> **Reading passage**:
□ □ □ □ □ □ □
Rant in Aisle Two! (Part Two)
Emails have circulated over the past couple of years warning that certain retailers were going out of business, resulting in gift cards purchased at these stores having roughly the same worth as a pile of stale pizza crusts. Retailers, of course, have then tripped over one another and themselves denying everything. In many cases, the retailers were perfectly healthy, or at least weren’t in trouble that bad. In today’s economy, however, all bets are off. There’s any number of ways you can spin this, but it isn’t good news any which way you look at it.
First, and most obviously, there’s unemployment. Let’s say that a 2,000-square-foot store employs ten people, some of them full time, and a handful part-time. If you close 384 of those, as Bombay Company did, that’s 3,840 people out of work… and Bombay Company is but one example; nearly every day, the market hemorrhages stores, most of them mom-and-pop outfits that won’t make the news; that fact would be cold comfort to those who’ve lost their jobs.
Then there’s the problem of filling those empty spaces. As an analysis by the Gerson-Lehman Group notes, it didn’t used to be much of a challenge filling a small- or medium-sized (up to ten thousand square foot) space, but even that’s become difficult in the current economic climate. When you factor in a bone-dry credit market, and consumers who aren’t buying, even fools aren’t lately rushing in where angels, or Starbucks, fear to tread. At the higher end–big box stores, which either anchor a mall/plaza, or that stand alone–the problem grows exponentially bigger. It means more job losses, lost tax dollars, lost revenue, and a piece of real estate that’s likely to stay empty for much longer than usual. If a Barnes and Noble closes, it’s not as though they have much competition waiting for that space; other businesses will likely have competitors in close proximity. Contraction among most big-box stores (with a few notable exceptions) means that vacancies are likely to stay that way.
□ □ □ □ □ □ □
> **Goal of the exercise**:
Please decide whether each statement agrees with the rant about store closings, and give yes or no with the deciding words of the rant quoted. 1. Bombay Company closed 384 stores. 2. Filling a small- or medium-sized retail space has always been a challenge. 3. Most of the stores closing are large chains that make the news.

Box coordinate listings
□ □ □ □ □ □ □
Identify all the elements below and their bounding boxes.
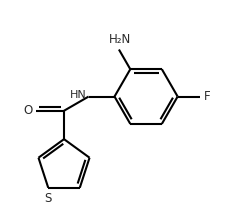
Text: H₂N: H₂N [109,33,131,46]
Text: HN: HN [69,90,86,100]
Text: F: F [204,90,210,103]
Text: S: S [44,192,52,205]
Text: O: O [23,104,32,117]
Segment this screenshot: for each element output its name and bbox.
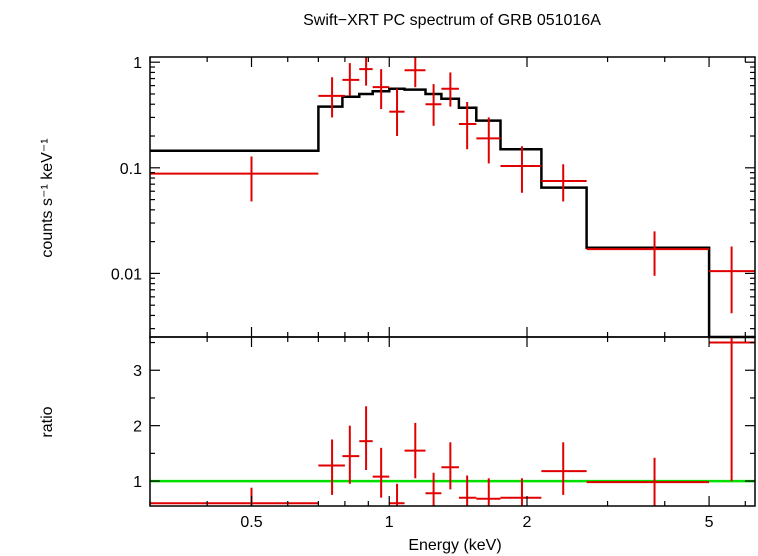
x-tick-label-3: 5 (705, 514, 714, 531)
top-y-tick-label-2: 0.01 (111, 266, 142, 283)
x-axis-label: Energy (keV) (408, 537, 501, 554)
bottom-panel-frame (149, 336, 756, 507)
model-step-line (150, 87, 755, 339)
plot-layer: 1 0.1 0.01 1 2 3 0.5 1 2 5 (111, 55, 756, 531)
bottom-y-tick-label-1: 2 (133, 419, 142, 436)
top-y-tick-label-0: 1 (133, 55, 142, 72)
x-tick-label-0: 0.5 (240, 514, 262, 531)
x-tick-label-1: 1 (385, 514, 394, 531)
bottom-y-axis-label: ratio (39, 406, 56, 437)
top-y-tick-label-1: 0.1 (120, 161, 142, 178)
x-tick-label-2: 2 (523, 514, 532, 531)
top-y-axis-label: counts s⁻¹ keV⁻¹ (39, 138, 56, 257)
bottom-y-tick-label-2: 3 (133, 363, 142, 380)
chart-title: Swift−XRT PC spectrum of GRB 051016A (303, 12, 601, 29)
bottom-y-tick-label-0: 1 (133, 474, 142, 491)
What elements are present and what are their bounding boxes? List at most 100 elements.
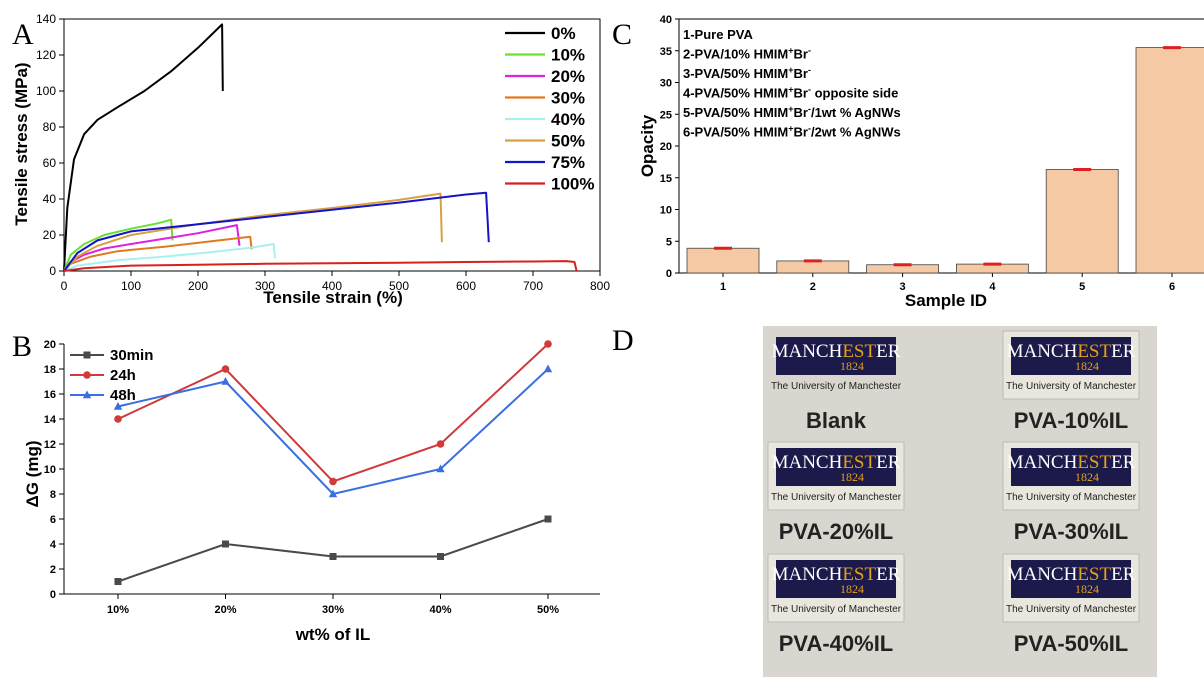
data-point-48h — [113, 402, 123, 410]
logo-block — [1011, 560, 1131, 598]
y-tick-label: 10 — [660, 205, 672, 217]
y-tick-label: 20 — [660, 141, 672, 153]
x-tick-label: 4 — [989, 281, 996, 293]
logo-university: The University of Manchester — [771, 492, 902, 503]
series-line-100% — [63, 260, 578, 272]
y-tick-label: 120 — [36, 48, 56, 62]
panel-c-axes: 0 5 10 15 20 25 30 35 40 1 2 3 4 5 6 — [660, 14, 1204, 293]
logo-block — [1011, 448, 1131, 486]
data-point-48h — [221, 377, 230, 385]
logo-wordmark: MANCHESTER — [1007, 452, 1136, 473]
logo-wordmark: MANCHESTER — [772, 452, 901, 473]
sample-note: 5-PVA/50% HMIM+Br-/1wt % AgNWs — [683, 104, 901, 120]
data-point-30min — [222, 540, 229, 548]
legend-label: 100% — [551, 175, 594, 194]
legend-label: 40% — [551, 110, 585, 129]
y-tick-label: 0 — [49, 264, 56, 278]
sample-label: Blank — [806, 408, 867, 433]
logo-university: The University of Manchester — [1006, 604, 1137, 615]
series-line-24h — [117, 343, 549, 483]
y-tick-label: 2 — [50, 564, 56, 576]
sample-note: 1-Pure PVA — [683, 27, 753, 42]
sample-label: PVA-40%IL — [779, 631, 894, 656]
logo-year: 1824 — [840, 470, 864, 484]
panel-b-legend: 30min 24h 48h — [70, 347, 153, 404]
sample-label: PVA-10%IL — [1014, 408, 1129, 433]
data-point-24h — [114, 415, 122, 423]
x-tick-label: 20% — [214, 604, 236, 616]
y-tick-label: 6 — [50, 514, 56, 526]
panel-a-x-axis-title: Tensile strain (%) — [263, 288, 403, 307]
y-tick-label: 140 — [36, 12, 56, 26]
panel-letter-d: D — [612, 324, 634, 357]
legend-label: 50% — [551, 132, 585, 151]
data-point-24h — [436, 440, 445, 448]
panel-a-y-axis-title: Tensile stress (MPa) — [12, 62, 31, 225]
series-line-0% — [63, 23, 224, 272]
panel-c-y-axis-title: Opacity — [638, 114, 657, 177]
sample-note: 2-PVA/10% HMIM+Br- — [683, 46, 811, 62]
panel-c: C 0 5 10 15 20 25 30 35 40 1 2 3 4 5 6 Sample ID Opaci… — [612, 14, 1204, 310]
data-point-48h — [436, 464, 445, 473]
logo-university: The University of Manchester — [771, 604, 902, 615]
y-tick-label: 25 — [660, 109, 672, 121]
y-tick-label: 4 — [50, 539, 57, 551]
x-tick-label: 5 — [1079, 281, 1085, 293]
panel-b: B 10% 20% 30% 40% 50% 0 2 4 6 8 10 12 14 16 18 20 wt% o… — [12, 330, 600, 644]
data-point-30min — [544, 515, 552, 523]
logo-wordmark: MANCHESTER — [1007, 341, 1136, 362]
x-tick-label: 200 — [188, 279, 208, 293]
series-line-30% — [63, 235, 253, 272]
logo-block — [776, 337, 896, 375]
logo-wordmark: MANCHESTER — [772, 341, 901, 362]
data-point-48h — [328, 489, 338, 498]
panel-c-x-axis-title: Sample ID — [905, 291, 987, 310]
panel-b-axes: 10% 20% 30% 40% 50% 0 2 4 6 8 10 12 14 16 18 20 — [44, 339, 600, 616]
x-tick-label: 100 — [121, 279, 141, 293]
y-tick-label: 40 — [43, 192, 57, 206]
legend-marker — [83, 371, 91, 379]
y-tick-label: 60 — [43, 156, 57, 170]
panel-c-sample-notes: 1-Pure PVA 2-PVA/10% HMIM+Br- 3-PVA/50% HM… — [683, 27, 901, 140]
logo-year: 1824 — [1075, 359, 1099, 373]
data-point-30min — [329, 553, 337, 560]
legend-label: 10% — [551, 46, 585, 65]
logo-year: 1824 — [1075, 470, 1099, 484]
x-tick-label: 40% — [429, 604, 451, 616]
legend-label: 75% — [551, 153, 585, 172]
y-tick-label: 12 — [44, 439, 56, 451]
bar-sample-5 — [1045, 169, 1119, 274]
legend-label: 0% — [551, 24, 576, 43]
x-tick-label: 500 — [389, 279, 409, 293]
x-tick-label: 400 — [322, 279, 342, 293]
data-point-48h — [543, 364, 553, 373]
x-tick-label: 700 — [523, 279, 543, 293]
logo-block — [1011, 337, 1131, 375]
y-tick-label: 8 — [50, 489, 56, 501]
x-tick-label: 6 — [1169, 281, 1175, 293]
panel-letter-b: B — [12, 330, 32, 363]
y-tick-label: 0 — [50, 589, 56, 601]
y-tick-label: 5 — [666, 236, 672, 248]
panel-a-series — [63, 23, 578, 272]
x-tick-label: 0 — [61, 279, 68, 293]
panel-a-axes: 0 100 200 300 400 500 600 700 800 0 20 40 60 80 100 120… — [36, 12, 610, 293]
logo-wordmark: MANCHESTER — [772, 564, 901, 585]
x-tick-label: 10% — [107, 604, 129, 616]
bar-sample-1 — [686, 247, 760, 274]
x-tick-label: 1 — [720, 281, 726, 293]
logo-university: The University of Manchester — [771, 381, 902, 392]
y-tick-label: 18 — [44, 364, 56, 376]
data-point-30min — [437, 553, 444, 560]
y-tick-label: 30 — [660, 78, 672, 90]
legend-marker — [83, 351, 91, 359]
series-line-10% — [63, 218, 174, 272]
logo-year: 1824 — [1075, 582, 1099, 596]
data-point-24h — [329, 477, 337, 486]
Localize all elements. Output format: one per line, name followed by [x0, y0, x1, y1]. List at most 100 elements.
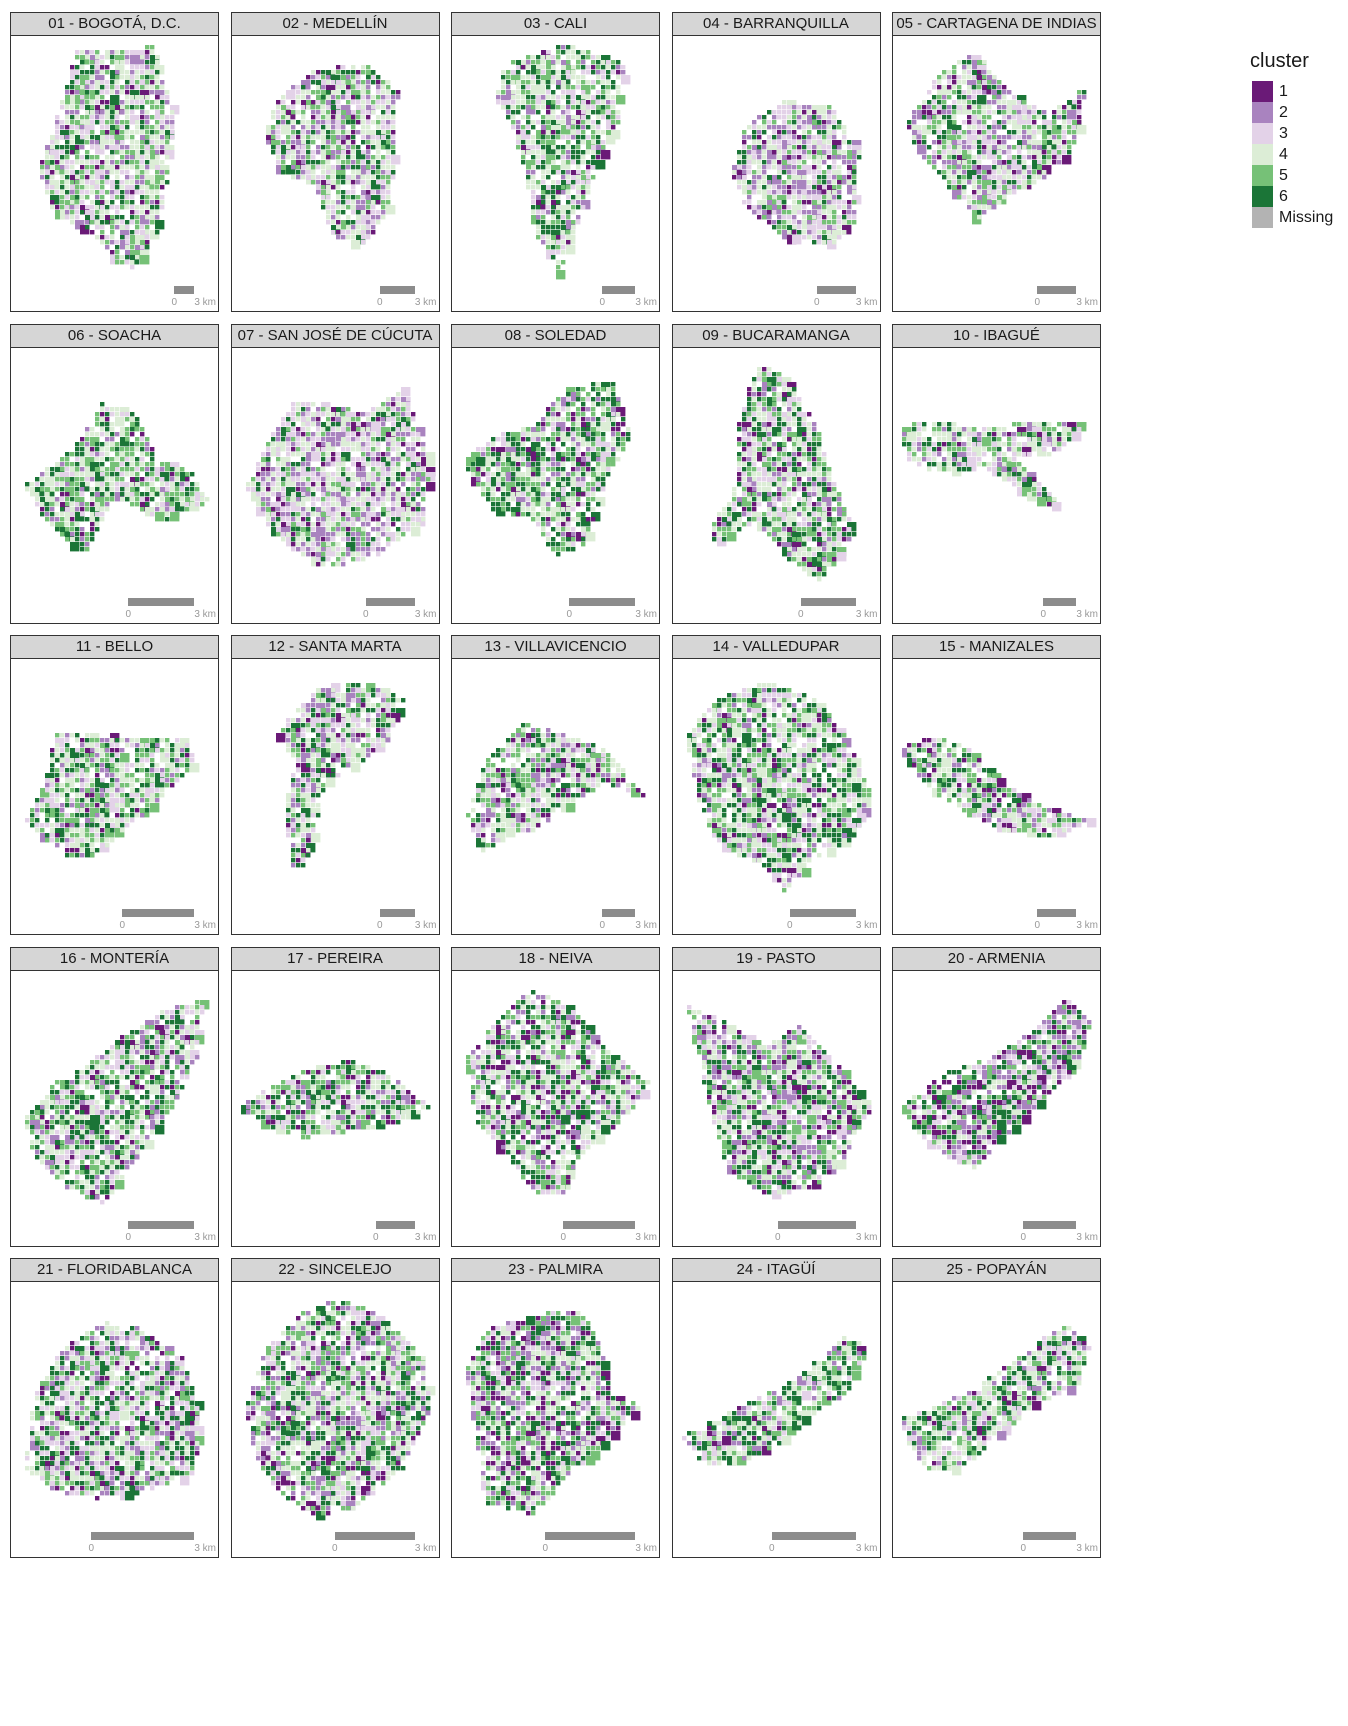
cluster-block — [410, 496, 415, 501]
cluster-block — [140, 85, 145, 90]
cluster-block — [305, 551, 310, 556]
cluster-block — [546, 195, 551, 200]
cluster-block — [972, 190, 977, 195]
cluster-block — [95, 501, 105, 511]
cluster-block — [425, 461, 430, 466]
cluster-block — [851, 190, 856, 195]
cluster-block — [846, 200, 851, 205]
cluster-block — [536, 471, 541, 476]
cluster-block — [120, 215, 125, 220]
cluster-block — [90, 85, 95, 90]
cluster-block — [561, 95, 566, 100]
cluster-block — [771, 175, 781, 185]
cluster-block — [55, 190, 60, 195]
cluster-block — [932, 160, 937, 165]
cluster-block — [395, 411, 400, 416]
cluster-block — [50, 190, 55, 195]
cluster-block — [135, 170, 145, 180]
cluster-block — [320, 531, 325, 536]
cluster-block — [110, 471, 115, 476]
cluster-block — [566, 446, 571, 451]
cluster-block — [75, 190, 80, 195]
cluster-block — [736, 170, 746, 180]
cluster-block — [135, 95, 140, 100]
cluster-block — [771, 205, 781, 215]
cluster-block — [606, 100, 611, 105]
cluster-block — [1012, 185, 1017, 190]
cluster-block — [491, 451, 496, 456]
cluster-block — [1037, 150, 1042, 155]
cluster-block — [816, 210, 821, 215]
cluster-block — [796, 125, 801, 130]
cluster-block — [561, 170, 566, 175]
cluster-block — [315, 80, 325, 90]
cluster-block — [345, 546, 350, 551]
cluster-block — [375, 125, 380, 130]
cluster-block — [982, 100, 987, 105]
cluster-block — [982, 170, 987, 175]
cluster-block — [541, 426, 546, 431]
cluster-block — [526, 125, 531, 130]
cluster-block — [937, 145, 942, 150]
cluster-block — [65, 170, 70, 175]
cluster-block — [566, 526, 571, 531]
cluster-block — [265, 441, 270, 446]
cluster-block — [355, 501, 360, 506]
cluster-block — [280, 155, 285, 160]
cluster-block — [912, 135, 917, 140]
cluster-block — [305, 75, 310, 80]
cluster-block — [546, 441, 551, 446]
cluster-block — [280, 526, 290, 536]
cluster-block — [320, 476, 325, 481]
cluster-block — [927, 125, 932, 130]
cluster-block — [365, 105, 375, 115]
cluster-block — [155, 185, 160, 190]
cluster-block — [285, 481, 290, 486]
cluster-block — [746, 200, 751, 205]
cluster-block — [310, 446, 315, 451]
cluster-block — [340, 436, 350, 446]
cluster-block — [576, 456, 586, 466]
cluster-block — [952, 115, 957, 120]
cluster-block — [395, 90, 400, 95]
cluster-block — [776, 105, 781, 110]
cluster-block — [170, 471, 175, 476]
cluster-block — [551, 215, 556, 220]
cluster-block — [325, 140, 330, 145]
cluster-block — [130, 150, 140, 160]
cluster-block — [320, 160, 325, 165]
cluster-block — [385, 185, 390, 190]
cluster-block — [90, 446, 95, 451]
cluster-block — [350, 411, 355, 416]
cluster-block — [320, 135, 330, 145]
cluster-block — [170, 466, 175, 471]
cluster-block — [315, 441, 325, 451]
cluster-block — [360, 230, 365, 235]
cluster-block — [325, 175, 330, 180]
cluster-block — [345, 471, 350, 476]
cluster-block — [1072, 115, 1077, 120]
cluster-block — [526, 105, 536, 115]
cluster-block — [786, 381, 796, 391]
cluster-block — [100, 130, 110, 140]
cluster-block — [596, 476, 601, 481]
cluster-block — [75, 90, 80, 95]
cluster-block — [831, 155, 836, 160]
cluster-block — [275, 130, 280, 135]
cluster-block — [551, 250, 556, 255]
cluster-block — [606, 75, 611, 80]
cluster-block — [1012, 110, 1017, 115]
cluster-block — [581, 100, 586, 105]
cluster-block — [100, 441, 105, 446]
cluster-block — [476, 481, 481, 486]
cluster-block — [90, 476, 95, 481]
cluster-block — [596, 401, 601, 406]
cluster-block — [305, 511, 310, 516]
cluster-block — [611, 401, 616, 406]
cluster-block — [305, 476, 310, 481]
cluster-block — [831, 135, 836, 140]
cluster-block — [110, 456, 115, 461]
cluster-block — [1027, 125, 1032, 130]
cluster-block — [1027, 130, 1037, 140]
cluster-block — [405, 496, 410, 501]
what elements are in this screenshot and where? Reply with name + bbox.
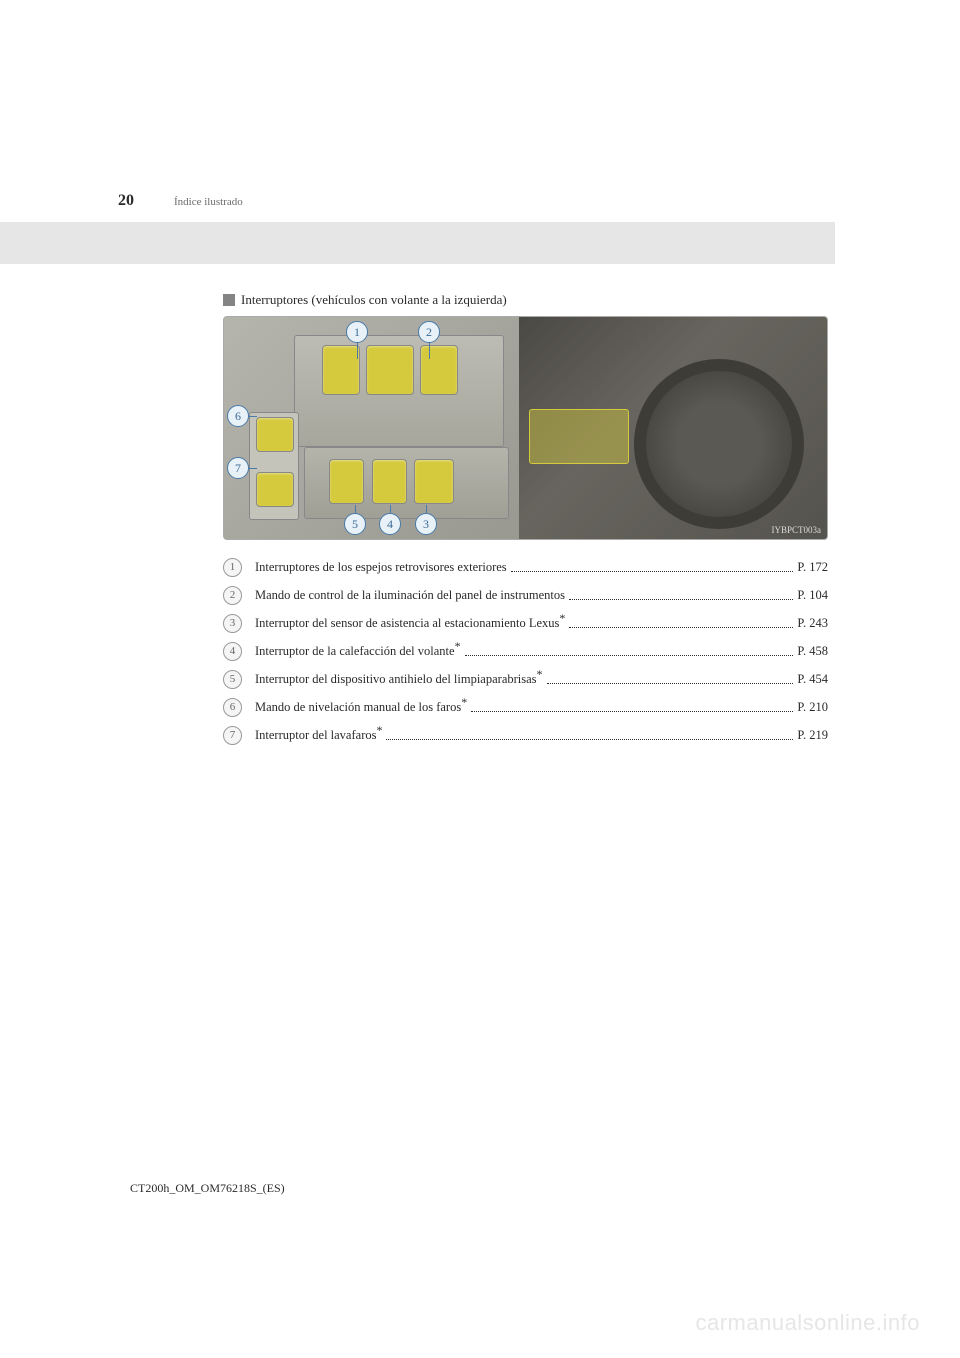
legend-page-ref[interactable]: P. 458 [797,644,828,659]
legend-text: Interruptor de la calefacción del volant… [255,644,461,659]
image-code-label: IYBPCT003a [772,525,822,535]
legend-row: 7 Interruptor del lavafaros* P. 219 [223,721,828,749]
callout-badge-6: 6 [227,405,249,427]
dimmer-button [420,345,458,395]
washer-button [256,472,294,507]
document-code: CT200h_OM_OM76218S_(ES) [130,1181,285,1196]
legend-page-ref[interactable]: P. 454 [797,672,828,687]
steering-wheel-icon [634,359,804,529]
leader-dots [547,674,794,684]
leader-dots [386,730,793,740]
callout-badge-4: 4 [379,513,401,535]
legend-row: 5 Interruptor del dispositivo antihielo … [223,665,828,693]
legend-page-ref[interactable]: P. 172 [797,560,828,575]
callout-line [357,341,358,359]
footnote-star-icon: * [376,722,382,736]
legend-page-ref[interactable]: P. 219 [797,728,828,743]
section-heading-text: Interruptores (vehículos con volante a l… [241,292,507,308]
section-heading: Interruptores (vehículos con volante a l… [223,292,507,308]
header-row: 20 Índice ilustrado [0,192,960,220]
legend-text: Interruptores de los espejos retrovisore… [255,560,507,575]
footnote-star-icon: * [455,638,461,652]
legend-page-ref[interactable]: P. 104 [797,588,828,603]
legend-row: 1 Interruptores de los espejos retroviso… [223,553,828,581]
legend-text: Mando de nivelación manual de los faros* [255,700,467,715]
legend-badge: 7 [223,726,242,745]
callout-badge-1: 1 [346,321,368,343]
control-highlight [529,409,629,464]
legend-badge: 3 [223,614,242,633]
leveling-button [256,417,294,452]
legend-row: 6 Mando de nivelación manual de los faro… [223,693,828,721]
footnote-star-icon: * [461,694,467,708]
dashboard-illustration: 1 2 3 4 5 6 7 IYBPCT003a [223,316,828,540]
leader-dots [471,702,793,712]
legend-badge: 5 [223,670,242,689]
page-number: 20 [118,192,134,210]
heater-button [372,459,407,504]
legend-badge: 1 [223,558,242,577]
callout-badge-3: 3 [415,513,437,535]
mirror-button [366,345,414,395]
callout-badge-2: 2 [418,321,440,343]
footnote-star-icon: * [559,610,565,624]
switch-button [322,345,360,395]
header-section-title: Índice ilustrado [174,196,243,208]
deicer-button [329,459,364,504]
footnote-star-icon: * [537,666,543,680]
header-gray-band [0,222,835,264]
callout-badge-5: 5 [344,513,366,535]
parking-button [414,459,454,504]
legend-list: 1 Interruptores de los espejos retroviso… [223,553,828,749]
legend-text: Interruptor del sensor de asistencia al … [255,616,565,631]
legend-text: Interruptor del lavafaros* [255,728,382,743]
□ □ □ □ □ □ □
> **Full answer**:
1. Yes: "If you close 384 of those, as Bombay Company did"
2. No: "it didn’t used to be much of a challenge filling a small- or medium-sized (up to ten thousand square foot) space"
3. No: "most of them mom-and-pop outfits that won’t make the news"